Stored rows
◇ ◇ ◇

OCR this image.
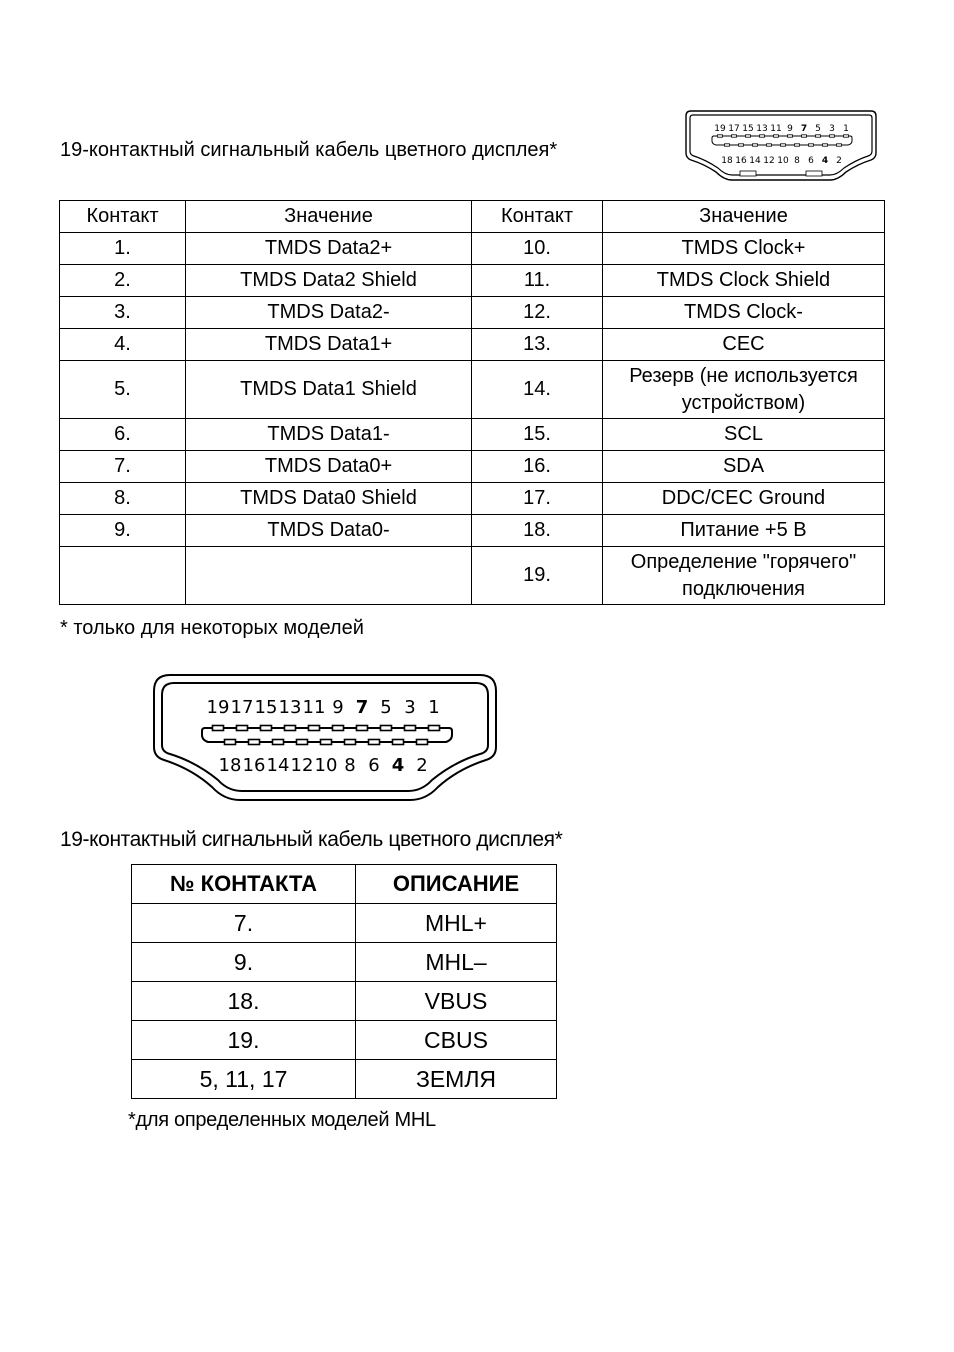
19-контактный сигнальный кабель цветного дисплея*
19 17 15 13 11 9 7 5 3 1
18 16 14 12 10 8 6 4 2
Контакт	Значение	Контакт	Значение
1.	TMDS Data2+	10.	TMDS Clock+
2.	TMDS Data2 Shield	11.	TMDS Clock Shield
3.	TMDS Data2-	12.	TMDS Clock-
4.	TMDS Data1+	13.	CEC
5.	TMDS Data1 Shield	14.	Резерв (не используется устройством)
6.	TMDS Data1-	15.	SCL
7.	TMDS Data0+	16.	SDA
8.	TMDS Data0 Shield	17.	DDC/CEC Ground
9.	TMDS Data0-	18.	Питание +5 В
		19.	Определение "горячего" подключения
* только для некоторых моделей
19 17 15 13 11 9 7 5 3 1
18 16 14 12 10 8 6 4 2
19-контактный сигнальный кабель цветного дисплея*
№ КОНТАКТА	ОПИСАНИЕ
7.	MHL+
9.	MHL–
18.	VBUS
19.	CBUS
5, 11, 17	ЗЕМЛЯ
*для определенных моделей MHL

◇ ◇ ◇

Direction
Repeat the records above exactly, leaving out the pictures.

Exercise result
OCR this image.
19-контактный сигнальный кабель цветного дисплея*
19 17 15 13 11 9 7 5 3 1
18 16 14 12 10 8 6 4 2
Контакт	Значение	Контакт	Значение
1.	TMDS Data2+	10.	TMDS Clock+
2.	TMDS Data2 Shield	11.	TMDS Clock Shield
3.	TMDS Data2-	12.	TMDS Clock-
4.	TMDS Data1+	13.	CEC
5.	TMDS Data1 Shield	14.	Резерв (не используется устройством)
6.	TMDS Data1-	15.	SCL
7.	TMDS Data0+	16.	SDA
8.	TMDS Data0 Shield	17.	DDC/CEC Ground
9.	TMDS Data0-	18.	Питание +5 В
		19.	Определение "горячего" подключения
* только для некоторых моделей
19 17 15 13 11 9 7 5 3 1
18 16 14 12 10 8 6 4 2
19-контактный сигнальный кабель цветного дисплея*
№ КОНТАКТА	ОПИСАНИЕ
7.	MHL+
9.	MHL–
18.	VBUS
19.	CBUS
5, 11, 17	ЗЕМЛЯ
*для определенных моделей MHL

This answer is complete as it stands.